--- BEGIN EXERCISE MATERIAL ---
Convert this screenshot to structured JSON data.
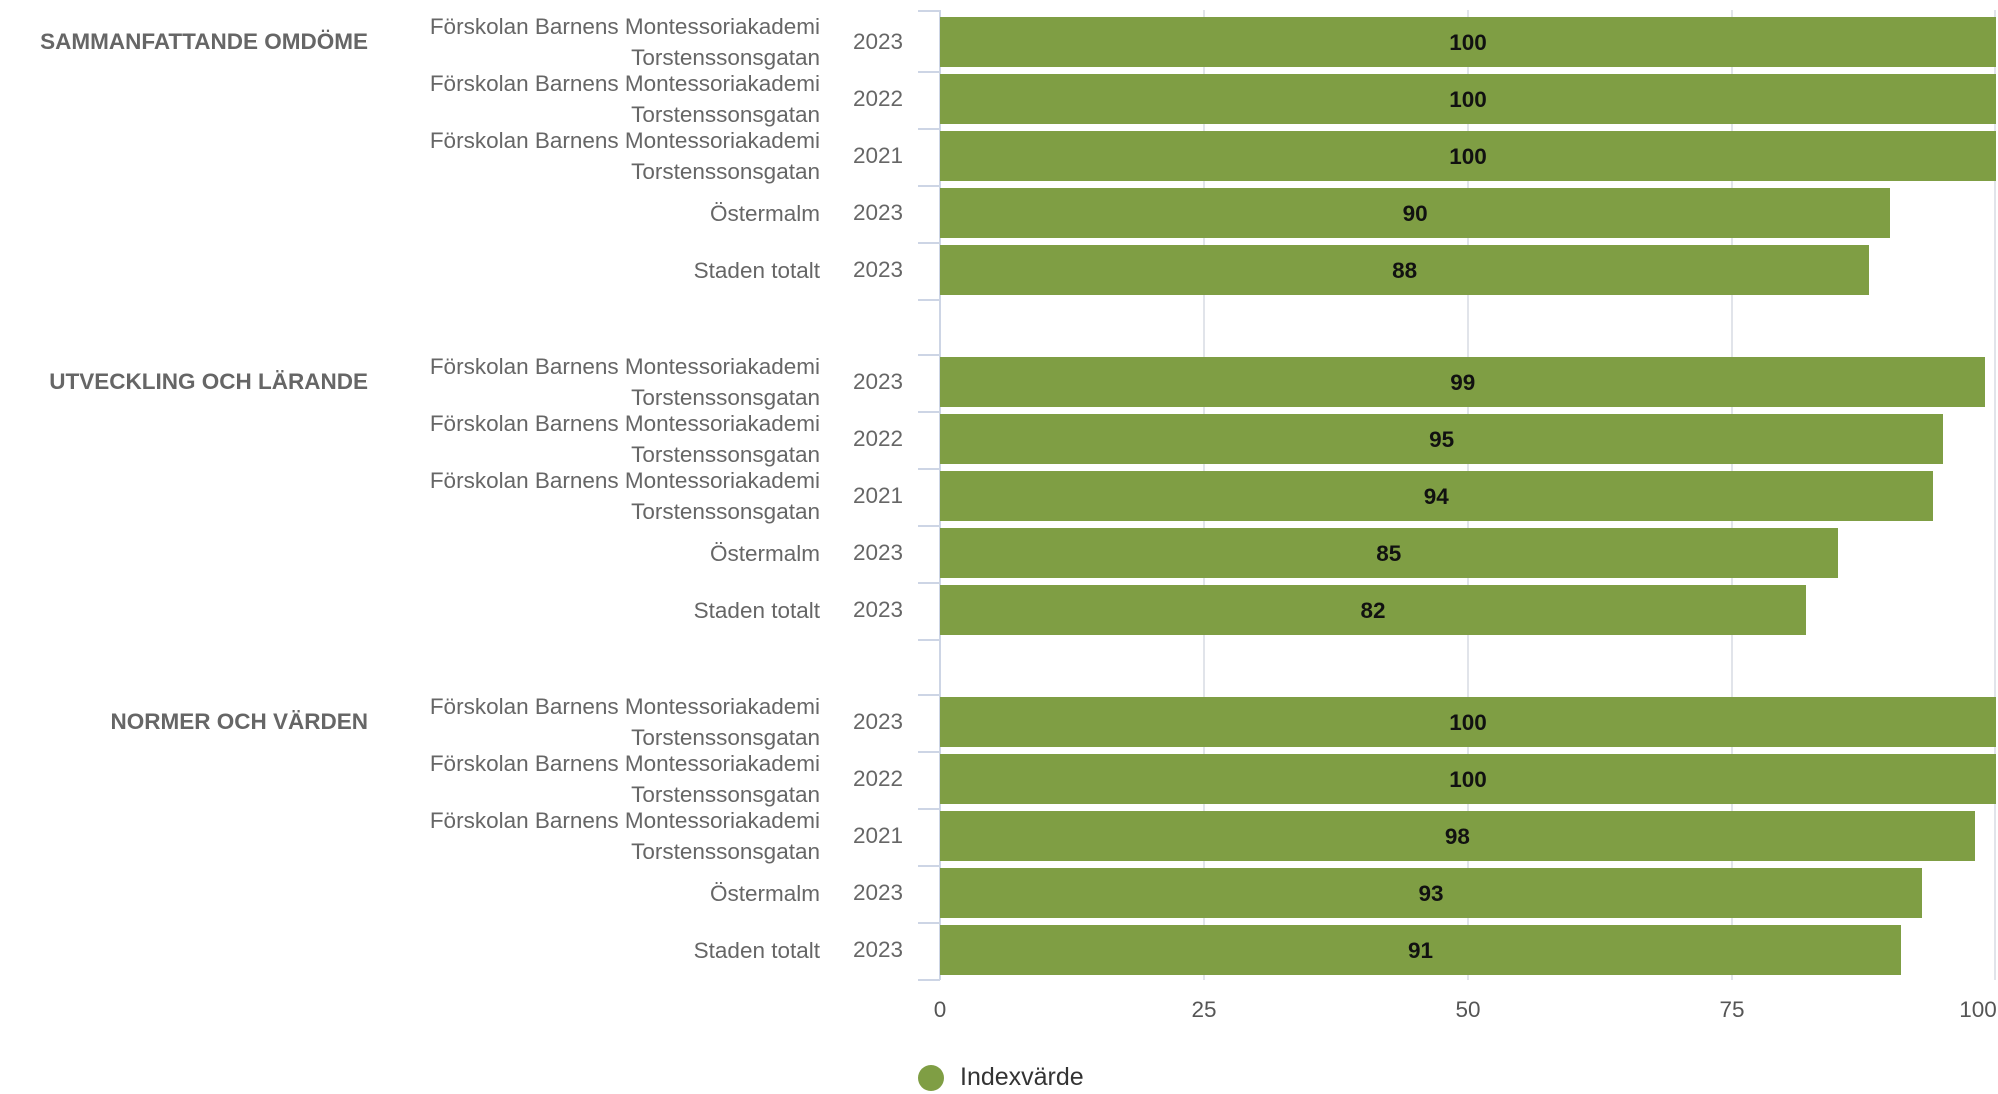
{
  "chart_data": {
    "type": "bar",
    "orientation": "horizontal",
    "series": [
      {
        "name": "Indexvärde",
        "color": "#7f9e44"
      }
    ],
    "groups": [
      {
        "label": "SAMMANFATTANDE OMDÖME",
        "rows": [
          {
            "category": "Förskolan Barnens Montessoriakademi Torstenssonsgatan",
            "year": "2023",
            "value": 100
          },
          {
            "category": "Förskolan Barnens Montessoriakademi Torstenssonsgatan",
            "year": "2022",
            "value": 100
          },
          {
            "category": "Förskolan Barnens Montessoriakademi Torstenssonsgatan",
            "year": "2021",
            "value": 100
          },
          {
            "category": "Östermalm",
            "year": "2023",
            "value": 90
          },
          {
            "category": "Staden totalt",
            "year": "2023",
            "value": 88
          }
        ]
      },
      {
        "label": "UTVECKLING OCH LÄRANDE",
        "rows": [
          {
            "category": "Förskolan Barnens Montessoriakademi Torstenssonsgatan",
            "year": "2023",
            "value": 99
          },
          {
            "category": "Förskolan Barnens Montessoriakademi Torstenssonsgatan",
            "year": "2022",
            "value": 95
          },
          {
            "category": "Förskolan Barnens Montessoriakademi Torstenssonsgatan",
            "year": "2021",
            "value": 94
          },
          {
            "category": "Östermalm",
            "year": "2023",
            "value": 85
          },
          {
            "category": "Staden totalt",
            "year": "2023",
            "value": 82
          }
        ]
      },
      {
        "label": "NORMER OCH VÄRDEN",
        "rows": [
          {
            "category": "Förskolan Barnens Montessoriakademi Torstenssonsgatan",
            "year": "2023",
            "value": 100
          },
          {
            "category": "Förskolan Barnens Montessoriakademi Torstenssonsgatan",
            "year": "2022",
            "value": 100
          },
          {
            "category": "Förskolan Barnens Montessoriakademi Torstenssonsgatan",
            "year": "2021",
            "value": 98
          },
          {
            "category": "Östermalm",
            "year": "2023",
            "value": 93
          },
          {
            "category": "Staden totalt",
            "year": "2023",
            "value": 91
          }
        ]
      }
    ],
    "xlim": [
      0,
      100
    ],
    "xticks": [
      "0",
      "25",
      "50",
      "75",
      "100"
    ],
    "grid": true,
    "legend_position": "bottom-center",
    "data_labels": true
  }
}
--- END EXERCISE MATERIAL ---
=== EXERCISE REQUIREMENTS ===
Copy the data word for word. Pictures do not go in the copy.

=== COMPLETED TASK ===
Convert this screenshot to structured JSON data.
{
  "chart_data": {
    "type": "bar",
    "orientation": "horizontal",
    "series": [
      {
        "name": "Indexvärde",
        "color": "#7f9e44"
      }
    ],
    "groups": [
      {
        "label": "SAMMANFATTANDE OMDÖME",
        "rows": [
          {
            "category": "Förskolan Barnens Montessoriakademi Torstenssonsgatan",
            "year": "2023",
            "value": 100
          },
          {
            "category": "Förskolan Barnens Montessoriakademi Torstenssonsgatan",
            "year": "2022",
            "value": 100
          },
          {
            "category": "Förskolan Barnens Montessoriakademi Torstenssonsgatan",
            "year": "2021",
            "value": 100
          },
          {
            "category": "Östermalm",
            "year": "2023",
            "value": 90
          },
          {
            "category": "Staden totalt",
            "year": "2023",
            "value": 88
          }
        ]
      },
      {
        "label": "UTVECKLING OCH LÄRANDE",
        "rows": [
          {
            "category": "Förskolan Barnens Montessoriakademi Torstenssonsgatan",
            "year": "2023",
            "value": 99
          },
          {
            "category": "Förskolan Barnens Montessoriakademi Torstenssonsgatan",
            "year": "2022",
            "value": 95
          },
          {
            "category": "Förskolan Barnens Montessoriakademi Torstenssonsgatan",
            "year": "2021",
            "value": 94
          },
          {
            "category": "Östermalm",
            "year": "2023",
            "value": 85
          },
          {
            "category": "Staden totalt",
            "year": "2023",
            "value": 82
          }
        ]
      },
      {
        "label": "NORMER OCH VÄRDEN",
        "rows": [
          {
            "category": "Förskolan Barnens Montessoriakademi Torstenssonsgatan",
            "year": "2023",
            "value": 100
          },
          {
            "category": "Förskolan Barnens Montessoriakademi Torstenssonsgatan",
            "year": "2022",
            "value": 100
          },
          {
            "category": "Förskolan Barnens Montessoriakademi Torstenssonsgatan",
            "year": "2021",
            "value": 98
          },
          {
            "category": "Östermalm",
            "year": "2023",
            "value": 93
          },
          {
            "category": "Staden totalt",
            "year": "2023",
            "value": 91
          }
        ]
      }
    ],
    "xlim": [
      0,
      100
    ],
    "xticks": [
      "0",
      "25",
      "50",
      "75",
      "100"
    ],
    "grid": true,
    "legend_position": "bottom-center",
    "data_labels": true
  }
}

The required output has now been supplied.